Set down all of the data exactly as it appears.
════
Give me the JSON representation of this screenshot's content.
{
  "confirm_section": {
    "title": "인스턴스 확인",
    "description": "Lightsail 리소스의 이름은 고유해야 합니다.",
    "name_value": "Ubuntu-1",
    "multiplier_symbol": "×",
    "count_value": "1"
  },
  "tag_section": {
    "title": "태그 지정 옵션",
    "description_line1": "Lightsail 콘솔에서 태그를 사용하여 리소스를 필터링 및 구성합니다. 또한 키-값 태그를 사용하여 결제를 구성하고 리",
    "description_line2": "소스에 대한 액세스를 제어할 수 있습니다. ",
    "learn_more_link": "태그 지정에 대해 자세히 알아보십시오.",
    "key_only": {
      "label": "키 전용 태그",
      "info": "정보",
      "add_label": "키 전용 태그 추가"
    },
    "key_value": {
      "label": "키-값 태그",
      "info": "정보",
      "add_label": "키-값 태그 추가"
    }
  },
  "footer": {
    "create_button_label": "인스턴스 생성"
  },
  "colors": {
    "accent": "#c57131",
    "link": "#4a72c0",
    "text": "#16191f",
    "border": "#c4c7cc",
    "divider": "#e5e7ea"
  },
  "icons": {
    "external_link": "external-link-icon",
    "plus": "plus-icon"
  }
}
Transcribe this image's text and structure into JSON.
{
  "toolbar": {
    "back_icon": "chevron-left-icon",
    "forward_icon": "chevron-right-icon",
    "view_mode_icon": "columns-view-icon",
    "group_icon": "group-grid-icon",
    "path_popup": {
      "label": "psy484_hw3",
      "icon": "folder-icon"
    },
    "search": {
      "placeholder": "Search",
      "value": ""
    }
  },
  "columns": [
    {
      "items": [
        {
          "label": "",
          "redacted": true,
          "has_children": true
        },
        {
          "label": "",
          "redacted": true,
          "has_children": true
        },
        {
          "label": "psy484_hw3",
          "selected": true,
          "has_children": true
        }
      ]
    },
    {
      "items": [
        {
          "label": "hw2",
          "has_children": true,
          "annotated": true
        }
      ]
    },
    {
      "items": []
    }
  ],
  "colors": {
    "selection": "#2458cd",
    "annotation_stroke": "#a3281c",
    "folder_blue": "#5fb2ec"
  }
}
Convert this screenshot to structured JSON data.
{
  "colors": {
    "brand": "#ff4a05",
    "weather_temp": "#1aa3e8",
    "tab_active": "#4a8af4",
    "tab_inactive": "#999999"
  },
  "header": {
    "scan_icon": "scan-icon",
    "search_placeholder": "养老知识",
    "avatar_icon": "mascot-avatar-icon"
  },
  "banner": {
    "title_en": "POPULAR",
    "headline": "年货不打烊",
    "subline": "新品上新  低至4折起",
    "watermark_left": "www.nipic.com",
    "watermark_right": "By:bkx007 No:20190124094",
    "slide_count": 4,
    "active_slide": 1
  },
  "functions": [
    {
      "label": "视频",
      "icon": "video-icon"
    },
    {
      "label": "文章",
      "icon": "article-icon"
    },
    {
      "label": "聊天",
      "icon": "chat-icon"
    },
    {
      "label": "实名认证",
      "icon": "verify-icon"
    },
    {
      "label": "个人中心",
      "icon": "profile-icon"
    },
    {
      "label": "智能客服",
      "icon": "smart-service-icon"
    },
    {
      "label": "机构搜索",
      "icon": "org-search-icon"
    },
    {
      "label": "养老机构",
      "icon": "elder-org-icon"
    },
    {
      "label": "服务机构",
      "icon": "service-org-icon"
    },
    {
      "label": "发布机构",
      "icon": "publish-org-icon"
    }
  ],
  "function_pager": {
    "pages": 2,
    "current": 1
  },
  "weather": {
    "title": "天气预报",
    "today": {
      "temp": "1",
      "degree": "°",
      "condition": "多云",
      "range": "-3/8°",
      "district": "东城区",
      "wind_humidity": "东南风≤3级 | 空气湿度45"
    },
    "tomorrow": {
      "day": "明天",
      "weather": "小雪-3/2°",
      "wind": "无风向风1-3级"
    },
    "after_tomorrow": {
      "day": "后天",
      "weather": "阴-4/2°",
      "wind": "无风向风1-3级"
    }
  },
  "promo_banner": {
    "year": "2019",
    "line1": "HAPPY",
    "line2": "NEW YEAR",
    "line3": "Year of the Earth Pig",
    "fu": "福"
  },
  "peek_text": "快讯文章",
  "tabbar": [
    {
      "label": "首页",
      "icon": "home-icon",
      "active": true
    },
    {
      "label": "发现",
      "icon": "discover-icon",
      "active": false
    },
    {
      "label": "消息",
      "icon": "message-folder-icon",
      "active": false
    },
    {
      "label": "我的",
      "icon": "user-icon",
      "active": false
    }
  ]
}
════
Exercise solution:
Give me the JSON representation of this screenshot's content.
{
  "confirm_section": {
    "title": "인스턴스 확인",
    "description": "Lightsail 리소스의 이름은 고유해야 합니다.",
    "name_value": "Ubuntu-1",
    "multiplier_symbol": "×",
    "count_value": "1"
  },
  "tag_section": {
    "title": "태그 지정 옵션",
    "description_line1": "Lightsail 콘솔에서 태그를 사용하여 리소스를 필터링 및 구성합니다. 또한 키-값 태그를 사용하여 결제를 구성하고 리",
    "description_line2": "소스에 대한 액세스를 제어할 수 있습니다. ",
    "learn_more_link": "태그 지정에 대해 자세히 알아보십시오.",
    "key_only": {
      "label": "키 전용 태그",
      "info": "정보",
      "add_label": "키 전용 태그 추가"
    },
    "key_value": {
      "label": "키-값 태그",
      "info": "정보",
      "add_label": "키-값 태그 추가"
    }
  },
  "footer": {
    "create_button_label": "인스턴스 생성"
  },
  "colors": {
    "accent": "#c57131",
    "link": "#4a72c0",
    "text": "#16191f",
    "border": "#c4c7cc",
    "divider": "#e5e7ea"
  },
  "icons": {
    "external_link": "external-link-icon",
    "plus": "plus-icon"
  }
}
Transcribe this image's text and structure into JSON.
{
  "toolbar": {
    "back_icon": "chevron-left-icon",
    "forward_icon": "chevron-right-icon",
    "view_mode_icon": "columns-view-icon",
    "group_icon": "group-grid-icon",
    "path_popup": {
      "label": "psy484_hw3",
      "icon": "folder-icon"
    },
    "search": {
      "placeholder": "Search",
      "value": ""
    }
  },
  "columns": [
    {
      "items": [
        {
          "label": "",
          "redacted": true,
          "has_children": true
        },
        {
          "label": "",
          "redacted": true,
          "has_children": true
        },
        {
          "label": "psy484_hw3",
          "selected": true,
          "has_children": true
        }
      ]
    },
    {
      "items": [
        {
          "label": "hw2",
          "has_children": true,
          "annotated": true
        }
      ]
    },
    {
      "items": []
    }
  ],
  "colors": {
    "selection": "#2458cd",
    "annotation_stroke": "#a3281c",
    "folder_blue": "#5fb2ec"
  }
}
Convert this screenshot to structured JSON data.
{
  "colors": {
    "brand": "#ff4a05",
    "weather_temp": "#1aa3e8",
    "tab_active": "#4a8af4",
    "tab_inactive": "#999999"
  },
  "header": {
    "scan_icon": "scan-icon",
    "search_placeholder": "养老知识",
    "avatar_icon": "mascot-avatar-icon"
  },
  "banner": {
    "title_en": "POPULAR",
    "headline": "年货不打烊",
    "subline": "新品上新  低至4折起",
    "watermark_left": "www.nipic.com",
    "watermark_right": "By:bkx007 No:20190124094",
    "slide_count": 4,
    "active_slide": 1
  },
  "functions": [
    {
      "label": "视频",
      "icon": "video-icon"
    },
    {
      "label": "文章",
      "icon": "article-icon"
    },
    {
      "label": "聊天",
      "icon": "chat-icon"
    },
    {
      "label": "实名认证",
      "icon": "verify-icon"
    },
    {
      "label": "个人中心",
      "icon": "profile-icon"
    },
    {
      "label": "智能客服",
      "icon": "smart-service-icon"
    },
    {
      "label": "机构搜索",
      "icon": "org-search-icon"
    },
    {
      "label": "养老机构",
      "icon": "elder-org-icon"
    },
    {
      "label": "服务机构",
      "icon": "service-org-icon"
    },
    {
      "label": "发布机构",
      "icon": "publish-org-icon"
    }
  ],
  "function_pager": {
    "pages": 2,
    "current": 1
  },
  "weather": {
    "title": "天气预报",
    "today": {
      "temp": "1",
      "degree": "°",
      "condition": "多云",
      "range": "-3/8°",
      "district": "东城区",
      "wind_humidity": "东南风≤3级 | 空气湿度45"
    },
    "tomorrow": {
      "day": "明天",
      "weather": "小雪-3/2°",
      "wind": "无风向风1-3级"
    },
    "after_tomorrow": {
      "day": "后天",
      "weather": "阴-4/2°",
      "wind": "无风向风1-3级"
    }
  },
  "promo_banner": {
    "year": "2019",
    "line1": "HAPPY",
    "line2": "NEW YEAR",
    "line3": "Year of the Earth Pig",
    "fu": "福"
  },
  "peek_text": "快讯文章",
  "tabbar": [
    {
      "label": "首页",
      "icon": "home-icon",
      "active": true
    },
    {
      "label": "发现",
      "icon": "discover-icon",
      "active": false
    },
    {
      "label": "消息",
      "icon": "message-folder-icon",
      "active": false
    },
    {
      "label": "我的",
      "icon": "user-icon",
      "active": false
    }
  ]
}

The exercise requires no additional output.